* _PROBLEM_
Output each entry exactly; skip nothing.

====== RECORDS PROVIDED ======

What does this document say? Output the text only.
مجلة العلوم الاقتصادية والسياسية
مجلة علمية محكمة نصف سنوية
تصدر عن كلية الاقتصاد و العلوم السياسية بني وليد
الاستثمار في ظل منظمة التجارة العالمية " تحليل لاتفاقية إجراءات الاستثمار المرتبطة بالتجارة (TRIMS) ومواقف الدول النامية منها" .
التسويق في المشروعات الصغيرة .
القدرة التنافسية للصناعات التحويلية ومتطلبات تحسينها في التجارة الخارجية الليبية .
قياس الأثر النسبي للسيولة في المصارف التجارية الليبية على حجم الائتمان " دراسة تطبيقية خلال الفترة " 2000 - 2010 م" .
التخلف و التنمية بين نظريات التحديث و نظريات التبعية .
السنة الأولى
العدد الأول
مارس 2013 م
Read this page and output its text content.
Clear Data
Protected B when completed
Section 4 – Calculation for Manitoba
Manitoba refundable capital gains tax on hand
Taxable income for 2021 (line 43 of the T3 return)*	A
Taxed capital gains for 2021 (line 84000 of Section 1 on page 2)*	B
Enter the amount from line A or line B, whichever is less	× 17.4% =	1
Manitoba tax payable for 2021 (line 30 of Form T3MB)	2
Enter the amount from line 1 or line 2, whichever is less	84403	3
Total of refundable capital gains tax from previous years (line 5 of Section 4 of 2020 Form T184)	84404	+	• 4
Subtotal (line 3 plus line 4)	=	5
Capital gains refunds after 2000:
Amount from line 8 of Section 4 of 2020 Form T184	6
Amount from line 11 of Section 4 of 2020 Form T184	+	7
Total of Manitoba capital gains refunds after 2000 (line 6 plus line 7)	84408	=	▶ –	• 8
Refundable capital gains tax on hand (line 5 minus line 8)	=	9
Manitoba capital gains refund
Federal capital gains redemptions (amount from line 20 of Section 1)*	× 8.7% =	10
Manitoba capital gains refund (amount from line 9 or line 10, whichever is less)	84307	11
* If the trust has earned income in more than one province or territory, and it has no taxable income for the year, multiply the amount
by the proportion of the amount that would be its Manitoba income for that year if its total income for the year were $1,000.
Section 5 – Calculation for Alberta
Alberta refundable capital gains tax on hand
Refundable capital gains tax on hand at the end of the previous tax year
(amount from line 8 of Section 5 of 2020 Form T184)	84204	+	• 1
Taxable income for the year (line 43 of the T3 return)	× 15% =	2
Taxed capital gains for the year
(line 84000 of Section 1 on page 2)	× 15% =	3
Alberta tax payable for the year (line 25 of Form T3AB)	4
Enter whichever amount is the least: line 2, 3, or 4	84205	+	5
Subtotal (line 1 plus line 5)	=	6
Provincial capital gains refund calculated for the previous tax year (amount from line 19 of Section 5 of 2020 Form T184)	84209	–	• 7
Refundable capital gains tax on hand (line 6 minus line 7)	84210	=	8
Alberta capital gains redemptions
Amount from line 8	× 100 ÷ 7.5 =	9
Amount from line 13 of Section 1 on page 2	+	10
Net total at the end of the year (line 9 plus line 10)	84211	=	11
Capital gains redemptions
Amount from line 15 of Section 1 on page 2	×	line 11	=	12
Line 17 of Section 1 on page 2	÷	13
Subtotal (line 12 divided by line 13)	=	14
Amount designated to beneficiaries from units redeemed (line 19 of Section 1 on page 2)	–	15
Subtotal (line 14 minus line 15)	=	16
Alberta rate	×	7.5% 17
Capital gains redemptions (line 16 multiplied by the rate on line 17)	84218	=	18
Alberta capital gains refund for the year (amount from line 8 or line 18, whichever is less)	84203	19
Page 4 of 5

======

* _RESULT BELOW_
What does this document say? Output the text only.
مجلة العلوم الاقتصادية والسياسية
مجلة علمية محكمة نصف سنوية
تصدر عن كلية الاقتصاد و العلوم السياسية بني وليد
الاستثمار في ظل منظمة التجارة العالمية " تحليل لاتفاقية إجراءات الاستثمار المرتبطة بالتجارة (TRIMS) ومواقف الدول النامية منها" .
التسويق في المشروعات الصغيرة .
القدرة التنافسية للصناعات التحويلية ومتطلبات تحسينها في التجارة الخارجية الليبية .
قياس الأثر النسبي للسيولة في المصارف التجارية الليبية على حجم الائتمان " دراسة تطبيقية خلال الفترة " 2000 - 2010 م" .
التخلف و التنمية بين نظريات التحديث و نظريات التبعية .
السنة الأولى
العدد الأول
مارس 2013 م
Read this page and output its text content.
Clear Data
Protected B when completed
Section 4 – Calculation for Manitoba
Manitoba refundable capital gains tax on hand
Taxable income for 2021 (line 43 of the T3 return)*	A
Taxed capital gains for 2021 (line 84000 of Section 1 on page 2)*	B
Enter the amount from line A or line B, whichever is less	× 17.4% =	1
Manitoba tax payable for 2021 (line 30 of Form T3MB)	2
Enter the amount from line 1 or line 2, whichever is less	84403	3
Total of refundable capital gains tax from previous years (line 5 of Section 4 of 2020 Form T184)	84404	+	• 4
Subtotal (line 3 plus line 4)	=	5
Capital gains refunds after 2000:
Amount from line 8 of Section 4 of 2020 Form T184	6
Amount from line 11 of Section 4 of 2020 Form T184	+	7
Total of Manitoba capital gains refunds after 2000 (line 6 plus line 7)	84408	=	▶ –	• 8
Refundable capital gains tax on hand (line 5 minus line 8)	=	9
Manitoba capital gains refund
Federal capital gains redemptions (amount from line 20 of Section 1)*	× 8.7% =	10
Manitoba capital gains refund (amount from line 9 or line 10, whichever is less)	84307	11
* If the trust has earned income in more than one province or territory, and it has no taxable income for the year, multiply the amount
by the proportion of the amount that would be its Manitoba income for that year if its total income for the year were $1,000.
Section 5 – Calculation for Alberta
Alberta refundable capital gains tax on hand
Refundable capital gains tax on hand at the end of the previous tax year
(amount from line 8 of Section 5 of 2020 Form T184)	84204	+	• 1
Taxable income for the year (line 43 of the T3 return)	× 15% =	2
Taxed capital gains for the year
(line 84000 of Section 1 on page 2)	× 15% =	3
Alberta tax payable for the year (line 25 of Form T3AB)	4
Enter whichever amount is the least: line 2, 3, or 4	84205	+	5
Subtotal (line 1 plus line 5)	=	6
Provincial capital gains refund calculated for the previous tax year (amount from line 19 of Section 5 of 2020 Form T184)	84209	–	• 7
Refundable capital gains tax on hand (line 6 minus line 7)	84210	=	8
Alberta capital gains redemptions
Amount from line 8	× 100 ÷ 7.5 =	9
Amount from line 13 of Section 1 on page 2	+	10
Net total at the end of the year (line 9 plus line 10)	84211	=	11
Capital gains redemptions
Amount from line 15 of Section 1 on page 2	×	line 11	=	12
Line 17 of Section 1 on page 2	÷	13
Subtotal (line 12 divided by line 13)	=	14
Amount designated to beneficiaries from units redeemed (line 19 of Section 1 on page 2)	–	15
Subtotal (line 14 minus line 15)	=	16
Alberta rate	×	7.5% 17
Capital gains redemptions (line 16 multiplied by the rate on line 17)	84218	=	18
Alberta capital gains refund for the year (amount from line 8 or line 18, whichever is less)	84203	19
Page 4 of 5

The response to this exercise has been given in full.